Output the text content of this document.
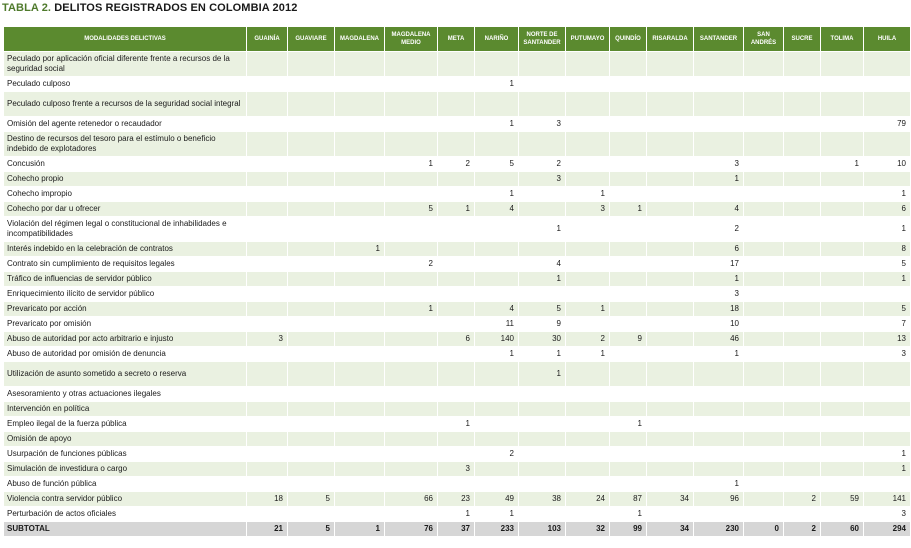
TABLA 2. DELITOS REGISTRADOS EN COLOMBIA 2012
MODALIDADES DELICTIVAS	GUAINÍA	GUAVIARE	MAGDALENA	MAGDALENA MEDIO	META	NARIÑO	NORTE DE SANTANDER	PUTUMAYO	QUINDÍO	RISARALDA	SANTANDER	SAN ANDRÉS	SUCRE	TOLIMA	HUILA
Peculado por aplicación oficial diferente frente a recursos de la seguridad social															
Peculado culposo						1									
Peculado culposo frente a recursos de la seguridad social integral															
Omisión del agente retenedor o recaudador						1	3								79
Destino de recursos del tesoro para el estímulo o beneficio indebido de explotadores															
Concusión				1	2	5	2				3			1	10
Cohecho propio							3				1				
Cohecho impropio						1		1							1
Cohecho por dar u ofrecer				5	1	4		3	1		4				6
Violación del régimen legal o constitucional de inhabilidades e incompatibilidades							1				2				1
Interés indebido en la celebración de contratos			1								6				8
Contrato sin cumplimiento de requisitos legales				2			4				17				5
Tráfico de influencias de servidor público							1				1				1
Enriquecimiento ilícito de servidor público											3				
Prevaricato por acción				1		4	5	1			18				5
Prevaricato por omisión						11	9				10				7
Abuso de autoridad por acto arbitrario e injusto	3				6	140	30	2	9		46				13
Abuso de autoridad por omisión de denuncia						1	1	1			1				3
Utilización de asunto sometido a secreto o reserva							1								
Asesoramiento y otras actuaciones ilegales															
Intervención en política															
Empleo ilegal de la fuerza pública					1				1						
Omisión de apoyo															
Usurpación de funciones públicas						2									1
Simulación de investidura o cargo					3										1
Abuso de función pública											1				
Violencia contra servidor público	18	5		66	23	49	38	24	87	34	96		2	59	141
Perturbación de actos oficiales					1	1			1						3
SUBTOTAL	21	5	1	76	37	233	103	32	99	34	230	0	2	60	294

*Set exercise*: Using the material above, gather every line that includes "social".

*Output*:
Peculado por aplicación oficial diferente frente a recursos de la seguridad social															
Peculado culposo frente a recursos de la seguridad social integral															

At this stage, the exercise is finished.